| Work required |
From the listing below, extract every line in which the word "this" appears.

Records from a dataset:
********************

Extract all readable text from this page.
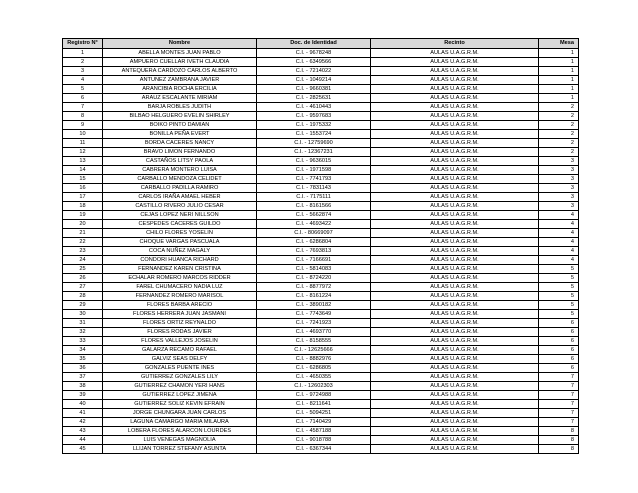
Registro N°	Nombre	Doc. de Identidad	Recinto	Mesa
1	ABELLA MONTES JUAN PABLO	C.I. - 9678248	AULAS U.A.G.R.M.	1
2	AMPUERO CUELLAR IVETH CLAUDIA	C.I. - 6349566	AULAS U.A.G.R.M.	1
3	ANTEQUERA CARDOZO CARLOS ALBERTO	C.I. - 7214022	AULAS U.A.G.R.M.	1
4	ANTUNEZ ZAMBRANA JAVIER	C.I. - 1049214	AULAS U.A.G.R.M.	1
5	ARANCIBIA ROCHA ERCILIA	C.I. - 9660381	AULAS U.A.G.R.M.	1
6	ARAUZ ESCALANTE MIRIAM	C.I. - 2825631	AULAS U.A.G.R.M.	1
7	BARJA ROBLES JUDITH	C.I. - 4610443	AULAS U.A.G.R.M.	2
8	BILBAO HELGUERO EVELIN SHIRLEY	C.I. - 9597683	AULAS U.A.G.R.M.	2
9	BOIKO PINTO DAMIAN	C.I. - 1975332	AULAS U.A.G.R.M.	2
10	BONILLA PEÑA EVERT	C.I. - 1553724	AULAS U.A.G.R.M.	2
11	BORDA CACERES NANCY	C.I. - 12759690	AULAS U.A.G.R.M.	2
12	BRAVO LIMON FERNANDO	C.I. - 12367231	AULAS U.A.G.R.M.	2
13	CASTAÑOS LITSY PAOLA	C.I. - 9636015	AULAS U.A.G.R.M.	3
14	CABRERA MONTERO LUISA	C.I. - 1971598	AULAS U.A.G.R.M.	3
15	CARBALLO MENDOZA CELIDET	C.I. - 7741793	AULAS U.A.G.R.M.	3
16	CARBALLO PADILLA RAMIRO	C.I. - 7831143	AULAS U.A.G.R.M.	3
17	CARLOS IRAÑA AMAEL HEBER	C.I. - 7175111	AULAS U.A.G.R.M.	3
18	CASTILLO RIVERO JULIO CESAR	C.I. - 8161566	AULAS U.A.G.R.M.	3
19	CEJAS LOPEZ NERI NILLSON	C.I. - 5662874	AULAS U.A.G.R.M.	4
20	CESPEDES CACERES GUILDO	C.I. - 4693422	AULAS U.A.G.R.M.	4
21	CHILO FLORES YOSELIN	C.I. - 80669097	AULAS U.A.G.R.M.	4
22	CHOQUE VARGAS PASCUALA	C.I. - 6286804	AULAS U.A.G.R.M.	4
23	COCA NUÑEZ MAGALY	C.I. - 7693813	AULAS U.A.G.R.M.	4
24	CONDORI HUANCA RICHARD	C.I. - 7166691	AULAS U.A.G.R.M.	4
25	FERNANDEZ KAREN CRISTINA	C.I. - 5814083	AULAS U.A.G.R.M.	5
26	ECHALAR ROMERO MARCOS RIDDER	C.I. - 8724220	AULAS U.A.G.R.M.	5
27	FAREL CHUMACERO NADIA LUZ	C.I. - 8877972	AULAS U.A.G.R.M.	5
28	FERNANDEZ ROMERO MARISOL	C.I. - 8161224	AULAS U.A.G.R.M.	5
29	FLORES BARBA ARECIO	C.I. - 3890182	AULAS U.A.G.R.M.	5
30	FLORES HERRERA JUAN JASMANI	C.I. - 7743649	AULAS U.A.G.R.M.	5
31	FLORES ORTIZ REYNALDO	C.I. - 7241923	AULAS U.A.G.R.M.	6
32	FLORES RODAS JAVIER	C.I. - 4693770	AULAS U.A.G.R.M.	6
33	FLORES VALLEJOS JOSELIN	C.I. - 8158555	AULAS U.A.G.R.M.	6
34	GALARZA RECAMO RAFAEL	C.I. - 12625666	AULAS U.A.G.R.M.	6
35	GALVIZ SEAS DELFY	C.I. - 8882976	AULAS U.A.G.R.M.	6
36	GONZALES PUENTE INES	C.I. - 6286805	AULAS U.A.G.R.M.	6
37	GUTIERREZ GONZALES LILY	C.I. - 4650355	AULAS U.A.G.R.M.	7
38	GUTIERREZ CHAMON YERI HANS	C.I. - 12602303	AULAS U.A.G.R.M.	7
39	GUTIERREZ LOPEZ JIMENA	C.I. - 9724988	AULAS U.A.G.R.M.	7
40	GUTIERREZ SOLIZ KEVIN EFRAIN	C.I. - 8211641	AULAS U.A.G.R.M.	7
41	JORGE CHUNGARA JUAN CARLOS	C.I. - 5094251	AULAS U.A.G.R.M.	7
42	LAGUNA CAMARGO MARIA MILAURA	C.I. - 7140429	AULAS U.A.G.R.M.	7
43	LOBERA FLORES ALARCON LOURDES	C.I. - 4587188	AULAS U.A.G.R.M.	8
44	LUIS VENEGAS MAGNOLIA	C.I. - 9018788	AULAS U.A.G.R.M.	8
45	LLIJAN TORREZ STEFANY ASUNTA	C.I. - 6367344	AULAS U.A.G.R.M.	8
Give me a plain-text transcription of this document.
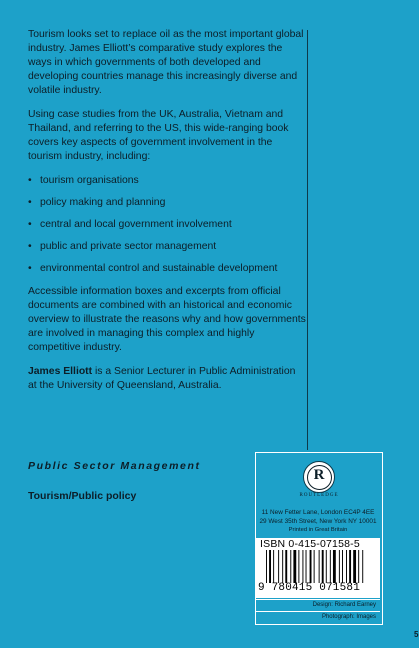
Tourism looks set to replace oil as the most important global industry. James Elliott’s comparative study explores the ways in which governments of both developed and developing countries manage this increasingly diverse and volatile industry.

Using case studies from the UK, Australia, Vietnam and Thailand, and referring to the US, this wide-ranging book covers key aspects of government involvement in the tourism industry, including:

• tourism organisations
• policy making and planning
• central and local government involvement
• public and private sector management
• environmental control and sustainable development

Accessible information boxes and excerpts from official documents are combined with an historical and economic overview to illustrate the reasons why and how governments are involved in managing this complex and highly competitive industry.

James Elliott is a Senior Lecturer in Public Administration at the University of Queensland, Australia.

Public Sector Management
Tourism/Public policy
R
ROUTLEDGE
11 New Fetter Lane, London EC4P 4EE
29 West 35th Street, New York NY 10001
Printed in Great Britain
ISBN 0-415-07158-5
9 780415 071581
Design: Richard Earney
Photograph: Images
5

********************

| Task response |
Extract all readable text from this page.
Give me a plain-text transcription of this document.
Tourism looks set to replace oil as the most important global industry. James Elliott’s comparative study explores the ways in which governments of both developed and developing countries manage this increasingly diverse and volatile industry.
Using case studies from the UK, Australia, Vietnam and Thailand, and referring to the US, this wide-ranging book covers key aspects of government involvement in the tourism industry, including:
Accessible information boxes and excerpts from official documents are combined with an historical and economic overview to illustrate the reasons why and how governments are involved in managing this complex and highly competitive industry.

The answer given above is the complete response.